Punishments for breaking laws need to be much more severe.
This would act as a deterrent for anyone thinking of breaking a law, and anyone sent to prison should find conditions
so unpleasant that they would come out swearing not to re-offend again, The number of ex-convicts who reoffend is
proof that our system of punishment is "not fit for purpose." If we did what I am suggesting we could reduce the time
spent in prision, as the message to criminals could be well put across in a shorter period of sentence, instead of giving
them what could almost be described as confinement in a Holiday Camp. It would also help if some forms of corporal
punishment, such as the Birch, were reintroduced. The present levels of crimes is unacceptable, and is a result of the
fact that punishments are quite inadequate. It's time we looked at law-breaking as unacceptable.
Re: Naughty Ant.
Posted:
19 Apr 2018, 08:24
by cromwell
Can fines now be based on how much you earn?
I do feel a bit sorry for him - but only a bit. He looks in a right state and he needs to sort himself out. If he's not capable of that then things are only going to get worse for him. Being twice the drink drive limit in the middle of the day is not good.
I'm glad nobody got hurt when he crashed.
Re: Naughty Ant.
Posted:
19 Apr 2018, 12:43
by Suff
Whilst I agree with the suspended custodial, it would not fit with norms for sentencing for the crime. Witness the father of the Grahams (family from hell), in Glenrothes, who was finally jailed for 6 months for his fifth incident of DUI; whilst banned from driving. Then they let him out after a month because, I quote, "His Children needed him".
Personally I would like something more interesting. Forced rehab and then 12 months general ban on alcohol with forced random sampling for drink and drugs on a weekly basis. If, by the end of that, he hadn't got the message, then the next offence should be custodial.
Of course that would never stand because it would breech his uman wights to get blasted on drink any time he wanted. So long as he did not drive...
Aggers, I do agree with you on that but it won't happen. They're not arguing about stronger sentences. More the opposite, more media and a vote in elections is what they are arguing about. I must admit I liked the old West in America and their term for these people. Outlaw. People who were outside the law. So when they had finished their "penance" and come back inside the law, they could receive the benefits of a law abiding society. Giving people the full and absolute protection of the law that they wilfully disregard, as it suits them, only teaches them contempt for the law. I must admit I long for the day that we hear that a Judge say "any more and I will hold you in contempt of court", to which the response should be "you have no idea how much contempt I hold this court in, because it's actions are so contemptible".
Cromwell, I don't feel sorry for him at all. Ant is in this mess due to his own actions. He was paid a lot of money to entertain the people. To do which, he needed to be fit to entertain them. That is the part he fell down on, believing, perhaps, that he could do whatever he wanted and things would just keep on going the same way. I don't have any more sympathy for him than I would have for myself in the same situation. Ant needs to buckle down, dig himself out of the hole he has put himself in and readjust his life. Forever more, now, he's going to have to stay away from alcohol and watch whilst others do what he wants to do himself. It is a consequence he will have to live with and the faster he faces up to that, the faster he will get back to doing what he does best.

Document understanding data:
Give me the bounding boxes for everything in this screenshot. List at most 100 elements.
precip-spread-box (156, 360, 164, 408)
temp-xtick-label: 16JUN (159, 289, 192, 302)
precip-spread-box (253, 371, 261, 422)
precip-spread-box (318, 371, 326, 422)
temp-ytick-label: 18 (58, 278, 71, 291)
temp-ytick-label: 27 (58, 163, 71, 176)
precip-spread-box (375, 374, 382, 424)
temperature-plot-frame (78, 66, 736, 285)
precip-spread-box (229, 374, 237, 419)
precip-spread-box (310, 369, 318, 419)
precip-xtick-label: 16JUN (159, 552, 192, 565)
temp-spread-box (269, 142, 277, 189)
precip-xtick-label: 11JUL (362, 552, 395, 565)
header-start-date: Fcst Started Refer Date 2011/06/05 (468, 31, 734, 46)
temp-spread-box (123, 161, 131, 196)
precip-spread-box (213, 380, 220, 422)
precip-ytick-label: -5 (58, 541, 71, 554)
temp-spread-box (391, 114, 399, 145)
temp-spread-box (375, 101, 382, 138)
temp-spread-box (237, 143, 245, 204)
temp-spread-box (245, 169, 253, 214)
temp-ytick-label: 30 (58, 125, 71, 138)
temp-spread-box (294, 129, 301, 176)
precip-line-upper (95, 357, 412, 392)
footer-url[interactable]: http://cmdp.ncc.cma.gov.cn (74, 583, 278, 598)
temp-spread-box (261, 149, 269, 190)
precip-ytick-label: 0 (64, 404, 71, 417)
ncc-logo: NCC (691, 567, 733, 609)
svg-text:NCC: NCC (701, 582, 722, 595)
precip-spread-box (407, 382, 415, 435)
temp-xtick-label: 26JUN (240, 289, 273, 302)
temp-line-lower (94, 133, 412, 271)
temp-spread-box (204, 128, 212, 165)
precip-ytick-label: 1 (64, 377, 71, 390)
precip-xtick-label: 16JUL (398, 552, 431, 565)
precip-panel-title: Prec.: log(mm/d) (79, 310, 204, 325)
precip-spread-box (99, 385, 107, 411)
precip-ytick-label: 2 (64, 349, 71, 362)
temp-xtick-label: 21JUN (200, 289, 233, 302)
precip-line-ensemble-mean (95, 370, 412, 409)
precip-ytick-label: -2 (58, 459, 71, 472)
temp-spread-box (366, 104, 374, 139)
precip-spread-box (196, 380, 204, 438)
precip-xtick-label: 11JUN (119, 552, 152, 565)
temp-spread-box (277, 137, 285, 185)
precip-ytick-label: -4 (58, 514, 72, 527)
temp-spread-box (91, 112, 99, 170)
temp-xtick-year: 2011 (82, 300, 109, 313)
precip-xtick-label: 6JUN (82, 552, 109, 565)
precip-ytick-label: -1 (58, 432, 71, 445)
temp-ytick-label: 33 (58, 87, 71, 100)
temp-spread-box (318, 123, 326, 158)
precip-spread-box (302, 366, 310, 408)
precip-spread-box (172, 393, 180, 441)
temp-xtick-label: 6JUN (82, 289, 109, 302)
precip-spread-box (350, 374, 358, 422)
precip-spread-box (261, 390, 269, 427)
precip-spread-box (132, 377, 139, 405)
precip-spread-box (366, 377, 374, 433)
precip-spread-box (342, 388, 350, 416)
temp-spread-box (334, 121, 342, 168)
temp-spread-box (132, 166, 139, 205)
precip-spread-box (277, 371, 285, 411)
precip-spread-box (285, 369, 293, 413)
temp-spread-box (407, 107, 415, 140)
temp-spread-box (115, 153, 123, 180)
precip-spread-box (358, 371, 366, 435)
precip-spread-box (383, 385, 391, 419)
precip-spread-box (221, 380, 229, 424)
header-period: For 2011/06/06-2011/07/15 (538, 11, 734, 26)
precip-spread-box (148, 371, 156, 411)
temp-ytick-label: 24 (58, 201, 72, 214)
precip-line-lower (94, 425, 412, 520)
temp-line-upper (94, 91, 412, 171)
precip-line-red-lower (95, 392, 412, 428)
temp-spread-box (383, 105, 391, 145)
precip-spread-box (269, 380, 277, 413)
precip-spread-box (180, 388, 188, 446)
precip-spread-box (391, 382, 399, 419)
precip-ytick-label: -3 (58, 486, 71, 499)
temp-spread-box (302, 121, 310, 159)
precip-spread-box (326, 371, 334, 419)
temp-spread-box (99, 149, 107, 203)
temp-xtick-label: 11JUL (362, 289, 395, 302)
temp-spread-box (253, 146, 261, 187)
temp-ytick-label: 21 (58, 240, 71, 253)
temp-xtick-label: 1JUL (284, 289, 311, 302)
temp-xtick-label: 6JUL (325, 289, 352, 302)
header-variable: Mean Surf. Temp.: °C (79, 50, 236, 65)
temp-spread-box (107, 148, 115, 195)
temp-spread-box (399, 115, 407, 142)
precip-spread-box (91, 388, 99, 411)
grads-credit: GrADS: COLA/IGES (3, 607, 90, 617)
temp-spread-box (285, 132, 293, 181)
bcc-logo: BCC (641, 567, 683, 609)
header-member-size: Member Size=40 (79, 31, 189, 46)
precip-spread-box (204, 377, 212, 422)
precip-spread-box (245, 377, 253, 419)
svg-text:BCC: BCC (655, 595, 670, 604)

▶ [Work to complete]: In the forum excerpt on sentencing, how long was the father of the Grahams jailed for his fifth DUI incident?

▶ [Solution]: He was jailed for 6 months.